» **Problem details**
Write out all the material exactly. Leave nothing out.
##### Record excerpts
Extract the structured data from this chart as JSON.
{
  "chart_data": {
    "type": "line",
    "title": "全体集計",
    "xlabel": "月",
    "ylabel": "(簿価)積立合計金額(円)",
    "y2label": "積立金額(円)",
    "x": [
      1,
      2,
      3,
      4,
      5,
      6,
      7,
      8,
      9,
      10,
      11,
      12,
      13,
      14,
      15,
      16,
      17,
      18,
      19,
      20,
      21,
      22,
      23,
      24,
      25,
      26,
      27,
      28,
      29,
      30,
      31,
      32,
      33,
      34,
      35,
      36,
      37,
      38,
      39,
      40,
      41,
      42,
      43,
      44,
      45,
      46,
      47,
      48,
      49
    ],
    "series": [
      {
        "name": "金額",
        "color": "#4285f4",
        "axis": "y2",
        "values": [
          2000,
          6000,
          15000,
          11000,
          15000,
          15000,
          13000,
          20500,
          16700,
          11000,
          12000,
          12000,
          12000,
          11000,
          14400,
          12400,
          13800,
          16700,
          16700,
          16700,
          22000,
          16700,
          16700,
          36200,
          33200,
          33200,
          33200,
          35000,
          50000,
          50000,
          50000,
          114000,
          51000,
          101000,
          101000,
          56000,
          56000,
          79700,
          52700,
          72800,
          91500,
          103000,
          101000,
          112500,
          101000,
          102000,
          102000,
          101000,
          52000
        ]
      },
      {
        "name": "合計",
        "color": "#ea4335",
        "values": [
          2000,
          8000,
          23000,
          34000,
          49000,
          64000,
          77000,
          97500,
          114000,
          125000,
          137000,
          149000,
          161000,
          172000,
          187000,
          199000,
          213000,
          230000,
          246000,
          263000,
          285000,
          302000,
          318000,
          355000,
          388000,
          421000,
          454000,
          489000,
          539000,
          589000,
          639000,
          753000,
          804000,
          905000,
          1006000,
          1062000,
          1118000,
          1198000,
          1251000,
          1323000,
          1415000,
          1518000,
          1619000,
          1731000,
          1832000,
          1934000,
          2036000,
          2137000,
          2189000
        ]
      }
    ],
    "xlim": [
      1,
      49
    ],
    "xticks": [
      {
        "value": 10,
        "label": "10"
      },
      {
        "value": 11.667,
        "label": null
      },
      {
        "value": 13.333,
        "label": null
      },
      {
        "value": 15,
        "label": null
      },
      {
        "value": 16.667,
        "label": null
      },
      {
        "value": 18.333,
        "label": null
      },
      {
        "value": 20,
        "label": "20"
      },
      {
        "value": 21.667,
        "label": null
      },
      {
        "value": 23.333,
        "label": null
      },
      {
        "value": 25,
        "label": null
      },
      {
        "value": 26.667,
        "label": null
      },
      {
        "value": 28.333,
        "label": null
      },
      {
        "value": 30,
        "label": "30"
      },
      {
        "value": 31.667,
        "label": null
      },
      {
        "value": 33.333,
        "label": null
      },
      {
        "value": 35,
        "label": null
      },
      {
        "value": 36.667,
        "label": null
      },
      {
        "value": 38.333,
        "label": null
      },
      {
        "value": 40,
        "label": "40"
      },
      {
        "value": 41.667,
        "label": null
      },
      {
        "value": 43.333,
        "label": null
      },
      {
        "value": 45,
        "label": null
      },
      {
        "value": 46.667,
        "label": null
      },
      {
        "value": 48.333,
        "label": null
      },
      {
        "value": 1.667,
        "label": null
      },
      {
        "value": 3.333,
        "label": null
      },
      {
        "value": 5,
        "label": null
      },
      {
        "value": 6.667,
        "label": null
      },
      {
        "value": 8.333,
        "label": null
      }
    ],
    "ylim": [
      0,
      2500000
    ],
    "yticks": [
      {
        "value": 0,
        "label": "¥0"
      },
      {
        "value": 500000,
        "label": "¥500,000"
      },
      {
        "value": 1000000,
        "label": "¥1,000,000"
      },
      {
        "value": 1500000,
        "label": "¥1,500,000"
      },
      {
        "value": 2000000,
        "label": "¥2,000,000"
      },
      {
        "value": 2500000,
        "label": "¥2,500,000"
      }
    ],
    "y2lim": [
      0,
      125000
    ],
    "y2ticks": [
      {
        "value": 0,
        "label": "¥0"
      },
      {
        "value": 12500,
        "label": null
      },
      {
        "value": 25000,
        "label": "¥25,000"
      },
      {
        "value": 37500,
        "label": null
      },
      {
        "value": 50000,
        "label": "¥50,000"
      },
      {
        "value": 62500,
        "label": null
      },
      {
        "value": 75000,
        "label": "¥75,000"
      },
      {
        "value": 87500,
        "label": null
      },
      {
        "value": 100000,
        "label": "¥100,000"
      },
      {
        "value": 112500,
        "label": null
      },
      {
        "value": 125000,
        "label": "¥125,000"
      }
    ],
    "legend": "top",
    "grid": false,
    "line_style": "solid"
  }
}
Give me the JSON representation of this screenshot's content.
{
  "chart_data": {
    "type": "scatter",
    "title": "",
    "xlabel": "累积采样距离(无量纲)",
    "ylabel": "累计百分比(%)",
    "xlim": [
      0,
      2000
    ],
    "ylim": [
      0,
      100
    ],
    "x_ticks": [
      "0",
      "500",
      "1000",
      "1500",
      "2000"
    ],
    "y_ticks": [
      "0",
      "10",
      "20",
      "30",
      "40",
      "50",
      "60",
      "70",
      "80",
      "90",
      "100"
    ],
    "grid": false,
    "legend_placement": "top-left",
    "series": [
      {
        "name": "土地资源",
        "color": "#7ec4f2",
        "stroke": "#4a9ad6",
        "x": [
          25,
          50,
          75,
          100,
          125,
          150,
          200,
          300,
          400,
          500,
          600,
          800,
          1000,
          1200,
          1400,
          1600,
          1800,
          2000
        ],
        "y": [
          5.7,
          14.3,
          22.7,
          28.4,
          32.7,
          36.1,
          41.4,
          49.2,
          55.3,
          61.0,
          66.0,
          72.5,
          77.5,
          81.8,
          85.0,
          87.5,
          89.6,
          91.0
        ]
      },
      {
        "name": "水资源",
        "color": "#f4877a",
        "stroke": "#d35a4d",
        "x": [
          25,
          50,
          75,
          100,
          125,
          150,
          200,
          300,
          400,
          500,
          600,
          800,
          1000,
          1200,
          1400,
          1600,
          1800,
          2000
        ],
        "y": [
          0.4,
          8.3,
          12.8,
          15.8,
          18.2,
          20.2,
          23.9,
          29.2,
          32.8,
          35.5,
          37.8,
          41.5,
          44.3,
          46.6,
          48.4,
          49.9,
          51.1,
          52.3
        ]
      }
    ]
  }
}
##########
» **Written answer**
Extract the structured data from this chart as JSON.
{
  "chart_data": {
    "type": "line",
    "title": "全体集計",
    "xlabel": "月",
    "ylabel": "(簿価)積立合計金額(円)",
    "y2label": "積立金額(円)",
    "x": [
      1,
      2,
      3,
      4,
      5,
      6,
      7,
      8,
      9,
      10,
      11,
      12,
      13,
      14,
      15,
      16,
      17,
      18,
      19,
      20,
      21,
      22,
      23,
      24,
      25,
      26,
      27,
      28,
      29,
      30,
      31,
      32,
      33,
      34,
      35,
      36,
      37,
      38,
      39,
      40,
      41,
      42,
      43,
      44,
      45,
      46,
      47,
      48,
      49
    ],
    "series": [
      {
        "name": "金額",
        "color": "#4285f4",
        "axis": "y2",
        "values": [
          2000,
          6000,
          15000,
          11000,
          15000,
          15000,
          13000,
          20500,
          16700,
          11000,
          12000,
          12000,
          12000,
          11000,
          14400,
          12400,
          13800,
          16700,
          16700,
          16700,
          22000,
          16700,
          16700,
          36200,
          33200,
          33200,
          33200,
          35000,
          50000,
          50000,
          50000,
          114000,
          51000,
          101000,
          101000,
          56000,
          56000,
          79700,
          52700,
          72800,
          91500,
          103000,
          101000,
          112500,
          101000,
          102000,
          102000,
          101000,
          52000
        ]
      },
      {
        "name": "合計",
        "color": "#ea4335",
        "values": [
          2000,
          8000,
          23000,
          34000,
          49000,
          64000,
          77000,
          97500,
          114000,
          125000,
          137000,
          149000,
          161000,
          172000,
          187000,
          199000,
          213000,
          230000,
          246000,
          263000,
          285000,
          302000,
          318000,
          355000,
          388000,
          421000,
          454000,
          489000,
          539000,
          589000,
          639000,
          753000,
          804000,
          905000,
          1006000,
          1062000,
          1118000,
          1198000,
          1251000,
          1323000,
          1415000,
          1518000,
          1619000,
          1731000,
          1832000,
          1934000,
          2036000,
          2137000,
          2189000
        ]
      }
    ],
    "xlim": [
      1,
      49
    ],
    "xticks": [
      {
        "value": 10,
        "label": "10"
      },
      {
        "value": 11.667,
        "label": null
      },
      {
        "value": 13.333,
        "label": null
      },
      {
        "value": 15,
        "label": null
      },
      {
        "value": 16.667,
        "label": null
      },
      {
        "value": 18.333,
        "label": null
      },
      {
        "value": 20,
        "label": "20"
      },
      {
        "value": 21.667,
        "label": null
      },
      {
        "value": 23.333,
        "label": null
      },
      {
        "value": 25,
        "label": null
      },
      {
        "value": 26.667,
        "label": null
      },
      {
        "value": 28.333,
        "label": null
      },
      {
        "value": 30,
        "label": "30"
      },
      {
        "value": 31.667,
        "label": null
      },
      {
        "value": 33.333,
        "label": null
      },
      {
        "value": 35,
        "label": null
      },
      {
        "value": 36.667,
        "label": null
      },
      {
        "value": 38.333,
        "label": null
      },
      {
        "value": 40,
        "label": "40"
      },
      {
        "value": 41.667,
        "label": null
      },
      {
        "value": 43.333,
        "label": null
      },
      {
        "value": 45,
        "label": null
      },
      {
        "value": 46.667,
        "label": null
      },
      {
        "value": 48.333,
        "label": null
      },
      {
        "value": 1.667,
        "label": null
      },
      {
        "value": 3.333,
        "label": null
      },
      {
        "value": 5,
        "label": null
      },
      {
        "value": 6.667,
        "label": null
      },
      {
        "value": 8.333,
        "label": null
      }
    ],
    "ylim": [
      0,
      2500000
    ],
    "yticks": [
      {
        "value": 0,
        "label": "¥0"
      },
      {
        "value": 500000,
        "label": "¥500,000"
      },
      {
        "value": 1000000,
        "label": "¥1,000,000"
      },
      {
        "value": 1500000,
        "label": "¥1,500,000"
      },
      {
        "value": 2000000,
        "label": "¥2,000,000"
      },
      {
        "value": 2500000,
        "label": "¥2,500,000"
      }
    ],
    "y2lim": [
      0,
      125000
    ],
    "y2ticks": [
      {
        "value": 0,
        "label": "¥0"
      },
      {
        "value": 12500,
        "label": null
      },
      {
        "value": 25000,
        "label": "¥25,000"
      },
      {
        "value": 37500,
        "label": null
      },
      {
        "value": 50000,
        "label": "¥50,000"
      },
      {
        "value": 62500,
        "label": null
      },
      {
        "value": 75000,
        "label": "¥75,000"
      },
      {
        "value": 87500,
        "label": null
      },
      {
        "value": 100000,
        "label": "¥100,000"
      },
      {
        "value": 112500,
        "label": null
      },
      {
        "value": 125000,
        "label": "¥125,000"
      }
    ],
    "legend": "top",
    "grid": false,
    "line_style": "solid"
  }
}
Give me the JSON representation of this screenshot's content.
{
  "chart_data": {
    "type": "scatter",
    "title": "",
    "xlabel": "累积采样距离(无量纲)",
    "ylabel": "累计百分比(%)",
    "xlim": [
      0,
      2000
    ],
    "ylim": [
      0,
      100
    ],
    "x_ticks": [
      "0",
      "500",
      "1000",
      "1500",
      "2000"
    ],
    "y_ticks": [
      "0",
      "10",
      "20",
      "30",
      "40",
      "50",
      "60",
      "70",
      "80",
      "90",
      "100"
    ],
    "grid": false,
    "legend_placement": "top-left",
    "series": [
      {
        "name": "土地资源",
        "color": "#7ec4f2",
        "stroke": "#4a9ad6",
        "x": [
          25,
          50,
          75,
          100,
          125,
          150,
          200,
          300,
          400,
          500,
          600,
          800,
          1000,
          1200,
          1400,
          1600,
          1800,
          2000
        ],
        "y": [
          5.7,
          14.3,
          22.7,
          28.4,
          32.7,
          36.1,
          41.4,
          49.2,
          55.3,
          61.0,
          66.0,
          72.5,
          77.5,
          81.8,
          85.0,
          87.5,
          89.6,
          91.0
        ]
      },
      {
        "name": "水资源",
        "color": "#f4877a",
        "stroke": "#d35a4d",
        "x": [
          25,
          50,
          75,
          100,
          125,
          150,
          200,
          300,
          400,
          500,
          600,
          800,
          1000,
          1200,
          1400,
          1600,
          1800,
          2000
        ],
        "y": [
          0.4,
          8.3,
          12.8,
          15.8,
          18.2,
          20.2,
          23.9,
          29.2,
          32.8,
          35.5,
          37.8,
          41.5,
          44.3,
          46.6,
          48.4,
          49.9,
          51.1,
          52.3
        ]
      }
    ]
  }
}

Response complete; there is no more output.